### Written exercise
The records that follow are to be repeated without alteration.

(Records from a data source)
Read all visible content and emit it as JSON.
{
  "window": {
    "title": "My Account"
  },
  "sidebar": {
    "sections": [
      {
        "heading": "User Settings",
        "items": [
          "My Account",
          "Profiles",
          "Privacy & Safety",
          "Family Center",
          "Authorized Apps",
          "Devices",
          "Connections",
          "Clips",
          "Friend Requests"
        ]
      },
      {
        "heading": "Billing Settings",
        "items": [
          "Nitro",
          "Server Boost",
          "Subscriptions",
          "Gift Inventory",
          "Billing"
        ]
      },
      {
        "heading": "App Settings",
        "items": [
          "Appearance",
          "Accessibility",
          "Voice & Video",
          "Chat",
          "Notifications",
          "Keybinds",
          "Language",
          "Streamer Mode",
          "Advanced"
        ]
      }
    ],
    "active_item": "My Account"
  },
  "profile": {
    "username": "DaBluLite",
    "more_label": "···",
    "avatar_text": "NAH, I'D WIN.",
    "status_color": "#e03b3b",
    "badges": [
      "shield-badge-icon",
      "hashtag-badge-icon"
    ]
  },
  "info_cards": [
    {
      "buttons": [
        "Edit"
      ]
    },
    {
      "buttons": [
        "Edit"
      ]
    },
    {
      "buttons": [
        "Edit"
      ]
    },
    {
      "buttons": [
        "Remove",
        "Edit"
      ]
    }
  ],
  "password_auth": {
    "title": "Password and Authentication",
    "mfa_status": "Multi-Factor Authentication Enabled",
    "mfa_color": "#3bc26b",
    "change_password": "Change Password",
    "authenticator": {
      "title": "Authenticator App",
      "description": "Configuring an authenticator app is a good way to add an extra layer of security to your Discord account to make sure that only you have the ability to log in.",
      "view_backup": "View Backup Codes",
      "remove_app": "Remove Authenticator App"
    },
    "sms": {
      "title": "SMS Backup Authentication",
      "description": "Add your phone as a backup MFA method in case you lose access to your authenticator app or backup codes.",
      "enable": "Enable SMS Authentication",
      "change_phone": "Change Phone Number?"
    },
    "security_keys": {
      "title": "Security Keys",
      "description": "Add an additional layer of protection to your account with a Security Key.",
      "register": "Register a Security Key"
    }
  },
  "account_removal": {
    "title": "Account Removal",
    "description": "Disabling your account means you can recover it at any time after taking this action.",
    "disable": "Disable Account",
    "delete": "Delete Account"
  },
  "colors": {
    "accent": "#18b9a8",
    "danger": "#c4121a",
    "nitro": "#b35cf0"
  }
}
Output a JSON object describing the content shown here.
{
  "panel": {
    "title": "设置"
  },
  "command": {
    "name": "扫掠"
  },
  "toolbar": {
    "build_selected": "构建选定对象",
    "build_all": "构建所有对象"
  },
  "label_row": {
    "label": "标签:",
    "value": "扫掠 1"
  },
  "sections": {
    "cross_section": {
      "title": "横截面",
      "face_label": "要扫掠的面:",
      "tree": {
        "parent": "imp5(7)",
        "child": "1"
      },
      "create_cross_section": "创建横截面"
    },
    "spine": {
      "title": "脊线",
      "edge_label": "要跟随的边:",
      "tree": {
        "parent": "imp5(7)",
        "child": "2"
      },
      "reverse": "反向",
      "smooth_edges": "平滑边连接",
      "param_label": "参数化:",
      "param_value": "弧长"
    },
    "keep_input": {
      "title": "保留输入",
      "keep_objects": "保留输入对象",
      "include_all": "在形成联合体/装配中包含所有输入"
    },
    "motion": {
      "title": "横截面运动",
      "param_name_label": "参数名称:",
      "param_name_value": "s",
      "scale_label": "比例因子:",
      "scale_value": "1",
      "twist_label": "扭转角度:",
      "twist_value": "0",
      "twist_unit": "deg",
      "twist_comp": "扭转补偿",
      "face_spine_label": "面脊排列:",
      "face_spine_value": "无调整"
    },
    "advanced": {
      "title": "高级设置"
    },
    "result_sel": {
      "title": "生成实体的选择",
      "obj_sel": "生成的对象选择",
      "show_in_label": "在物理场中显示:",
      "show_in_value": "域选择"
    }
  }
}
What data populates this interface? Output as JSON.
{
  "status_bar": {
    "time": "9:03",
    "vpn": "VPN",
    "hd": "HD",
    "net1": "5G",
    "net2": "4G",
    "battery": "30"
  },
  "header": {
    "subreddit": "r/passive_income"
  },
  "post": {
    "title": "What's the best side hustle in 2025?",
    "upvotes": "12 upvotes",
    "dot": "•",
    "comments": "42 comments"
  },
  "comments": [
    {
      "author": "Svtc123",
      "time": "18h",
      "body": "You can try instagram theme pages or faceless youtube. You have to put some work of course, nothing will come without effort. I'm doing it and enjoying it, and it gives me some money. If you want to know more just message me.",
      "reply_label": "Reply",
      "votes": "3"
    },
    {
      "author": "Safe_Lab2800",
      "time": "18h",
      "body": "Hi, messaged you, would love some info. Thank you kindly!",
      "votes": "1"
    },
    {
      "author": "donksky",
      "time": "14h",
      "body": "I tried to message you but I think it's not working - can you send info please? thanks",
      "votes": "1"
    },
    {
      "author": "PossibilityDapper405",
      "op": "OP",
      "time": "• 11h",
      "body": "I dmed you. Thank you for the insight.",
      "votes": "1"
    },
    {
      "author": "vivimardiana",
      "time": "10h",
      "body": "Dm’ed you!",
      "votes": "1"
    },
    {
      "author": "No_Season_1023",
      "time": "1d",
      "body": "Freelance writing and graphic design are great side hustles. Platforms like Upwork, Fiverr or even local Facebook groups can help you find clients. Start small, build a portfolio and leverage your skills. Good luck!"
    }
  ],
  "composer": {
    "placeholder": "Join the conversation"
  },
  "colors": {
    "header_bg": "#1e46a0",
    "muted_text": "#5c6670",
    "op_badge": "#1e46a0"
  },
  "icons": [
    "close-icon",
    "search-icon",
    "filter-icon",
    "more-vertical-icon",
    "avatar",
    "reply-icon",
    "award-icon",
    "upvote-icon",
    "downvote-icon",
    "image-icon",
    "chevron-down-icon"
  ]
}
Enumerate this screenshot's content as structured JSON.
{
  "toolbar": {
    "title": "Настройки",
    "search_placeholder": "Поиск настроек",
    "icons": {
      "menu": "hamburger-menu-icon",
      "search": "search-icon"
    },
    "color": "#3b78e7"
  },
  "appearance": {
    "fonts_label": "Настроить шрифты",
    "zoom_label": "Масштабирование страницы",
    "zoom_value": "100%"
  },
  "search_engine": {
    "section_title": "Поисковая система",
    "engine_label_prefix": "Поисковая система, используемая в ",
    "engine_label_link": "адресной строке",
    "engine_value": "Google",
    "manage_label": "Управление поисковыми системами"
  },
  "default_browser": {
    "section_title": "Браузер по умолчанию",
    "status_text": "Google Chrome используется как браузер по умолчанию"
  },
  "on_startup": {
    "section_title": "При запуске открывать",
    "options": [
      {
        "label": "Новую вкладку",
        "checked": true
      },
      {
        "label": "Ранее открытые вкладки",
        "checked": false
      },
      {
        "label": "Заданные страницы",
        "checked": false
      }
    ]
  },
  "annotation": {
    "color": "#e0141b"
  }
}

### Output of the task
Read all visible content and emit it as JSON.
{
  "window": {
    "title": "My Account"
  },
  "sidebar": {
    "sections": [
      {
        "heading": "User Settings",
        "items": [
          "My Account",
          "Profiles",
          "Privacy & Safety",
          "Family Center",
          "Authorized Apps",
          "Devices",
          "Connections",
          "Clips",
          "Friend Requests"
        ]
      },
      {
        "heading": "Billing Settings",
        "items": [
          "Nitro",
          "Server Boost",
          "Subscriptions",
          "Gift Inventory",
          "Billing"
        ]
      },
      {
        "heading": "App Settings",
        "items": [
          "Appearance",
          "Accessibility",
          "Voice & Video",
          "Chat",
          "Notifications",
          "Keybinds",
          "Language",
          "Streamer Mode",
          "Advanced"
        ]
      }
    ],
    "active_item": "My Account"
  },
  "profile": {
    "username": "DaBluLite",
    "more_label": "···",
    "avatar_text": "NAH, I'D WIN.",
    "status_color": "#e03b3b",
    "badges": [
      "shield-badge-icon",
      "hashtag-badge-icon"
    ]
  },
  "info_cards": [
    {
      "buttons": [
        "Edit"
      ]
    },
    {
      "buttons": [
        "Edit"
      ]
    },
    {
      "buttons": [
        "Edit"
      ]
    },
    {
      "buttons": [
        "Remove",
        "Edit"
      ]
    }
  ],
  "password_auth": {
    "title": "Password and Authentication",
    "mfa_status": "Multi-Factor Authentication Enabled",
    "mfa_color": "#3bc26b",
    "change_password": "Change Password",
    "authenticator": {
      "title": "Authenticator App",
      "description": "Configuring an authenticator app is a good way to add an extra layer of security to your Discord account to make sure that only you have the ability to log in.",
      "view_backup": "View Backup Codes",
      "remove_app": "Remove Authenticator App"
    },
    "sms": {
      "title": "SMS Backup Authentication",
      "description": "Add your phone as a backup MFA method in case you lose access to your authenticator app or backup codes.",
      "enable": "Enable SMS Authentication",
      "change_phone": "Change Phone Number?"
    },
    "security_keys": {
      "title": "Security Keys",
      "description": "Add an additional layer of protection to your account with a Security Key.",
      "register": "Register a Security Key"
    }
  },
  "account_removal": {
    "title": "Account Removal",
    "description": "Disabling your account means you can recover it at any time after taking this action.",
    "disable": "Disable Account",
    "delete": "Delete Account"
  },
  "colors": {
    "accent": "#18b9a8",
    "danger": "#c4121a",
    "nitro": "#b35cf0"
  }
}
Output a JSON object describing the content shown here.
{
  "panel": {
    "title": "设置"
  },
  "command": {
    "name": "扫掠"
  },
  "toolbar": {
    "build_selected": "构建选定对象",
    "build_all": "构建所有对象"
  },
  "label_row": {
    "label": "标签:",
    "value": "扫掠 1"
  },
  "sections": {
    "cross_section": {
      "title": "横截面",
      "face_label": "要扫掠的面:",
      "tree": {
        "parent": "imp5(7)",
        "child": "1"
      },
      "create_cross_section": "创建横截面"
    },
    "spine": {
      "title": "脊线",
      "edge_label": "要跟随的边:",
      "tree": {
        "parent": "imp5(7)",
        "child": "2"
      },
      "reverse": "反向",
      "smooth_edges": "平滑边连接",
      "param_label": "参数化:",
      "param_value": "弧长"
    },
    "keep_input": {
      "title": "保留输入",
      "keep_objects": "保留输入对象",
      "include_all": "在形成联合体/装配中包含所有输入"
    },
    "motion": {
      "title": "横截面运动",
      "param_name_label": "参数名称:",
      "param_name_value": "s",
      "scale_label": "比例因子:",
      "scale_value": "1",
      "twist_label": "扭转角度:",
      "twist_value": "0",
      "twist_unit": "deg",
      "twist_comp": "扭转补偿",
      "face_spine_label": "面脊排列:",
      "face_spine_value": "无调整"
    },
    "advanced": {
      "title": "高级设置"
    },
    "result_sel": {
      "title": "生成实体的选择",
      "obj_sel": "生成的对象选择",
      "show_in_label": "在物理场中显示:",
      "show_in_value": "域选择"
    }
  }
}
What data populates this interface? Output as JSON.
{
  "status_bar": {
    "time": "9:03",
    "vpn": "VPN",
    "hd": "HD",
    "net1": "5G",
    "net2": "4G",
    "battery": "30"
  },
  "header": {
    "subreddit": "r/passive_income"
  },
  "post": {
    "title": "What's the best side hustle in 2025?",
    "upvotes": "12 upvotes",
    "dot": "•",
    "comments": "42 comments"
  },
  "comments": [
    {
      "author": "Svtc123",
      "time": "18h",
      "body": "You can try instagram theme pages or faceless youtube. You have to put some work of course, nothing will come without effort. I'm doing it and enjoying it, and it gives me some money. If you want to know more just message me.",
      "reply_label": "Reply",
      "votes": "3"
    },
    {
      "author": "Safe_Lab2800",
      "time": "18h",
      "body": "Hi, messaged you, would love some info. Thank you kindly!",
      "votes": "1"
    },
    {
      "author": "donksky",
      "time": "14h",
      "body": "I tried to message you but I think it's not working - can you send info please? thanks",
      "votes": "1"
    },
    {
      "author": "PossibilityDapper405",
      "op": "OP",
      "time": "• 11h",
      "body": "I dmed you. Thank you for the insight.",
      "votes": "1"
    },
    {
      "author": "vivimardiana",
      "time": "10h",
      "body": "Dm’ed you!",
      "votes": "1"
    },
    {
      "author": "No_Season_1023",
      "time": "1d",
      "body": "Freelance writing and graphic design are great side hustles. Platforms like Upwork, Fiverr or even local Facebook groups can help you find clients. Start small, build a portfolio and leverage your skills. Good luck!"
    }
  ],
  "composer": {
    "placeholder": "Join the conversation"
  },
  "colors": {
    "header_bg": "#1e46a0",
    "muted_text": "#5c6670",
    "op_badge": "#1e46a0"
  },
  "icons": [
    "close-icon",
    "search-icon",
    "filter-icon",
    "more-vertical-icon",
    "avatar",
    "reply-icon",
    "award-icon",
    "upvote-icon",
    "downvote-icon",
    "image-icon",
    "chevron-down-icon"
  ]
}
Enumerate this screenshot's content as structured JSON.
{
  "toolbar": {
    "title": "Настройки",
    "search_placeholder": "Поиск настроек",
    "icons": {
      "menu": "hamburger-menu-icon",
      "search": "search-icon"
    },
    "color": "#3b78e7"
  },
  "appearance": {
    "fonts_label": "Настроить шрифты",
    "zoom_label": "Масштабирование страницы",
    "zoom_value": "100%"
  },
  "search_engine": {
    "section_title": "Поисковая система",
    "engine_label_prefix": "Поисковая система, используемая в ",
    "engine_label_link": "адресной строке",
    "engine_value": "Google",
    "manage_label": "Управление поисковыми системами"
  },
  "default_browser": {
    "section_title": "Браузер по умолчанию",
    "status_text": "Google Chrome используется как браузер по умолчанию"
  },
  "on_startup": {
    "section_title": "При запуске открывать",
    "options": [
      {
        "label": "Новую вкладку",
        "checked": true
      },
      {
        "label": "Ранее открытые вкладки",
        "checked": false
      },
      {
        "label": "Заданные страницы",
        "checked": false
      }
    ]
  },
  "annotation": {
    "color": "#e0141b"
  }
}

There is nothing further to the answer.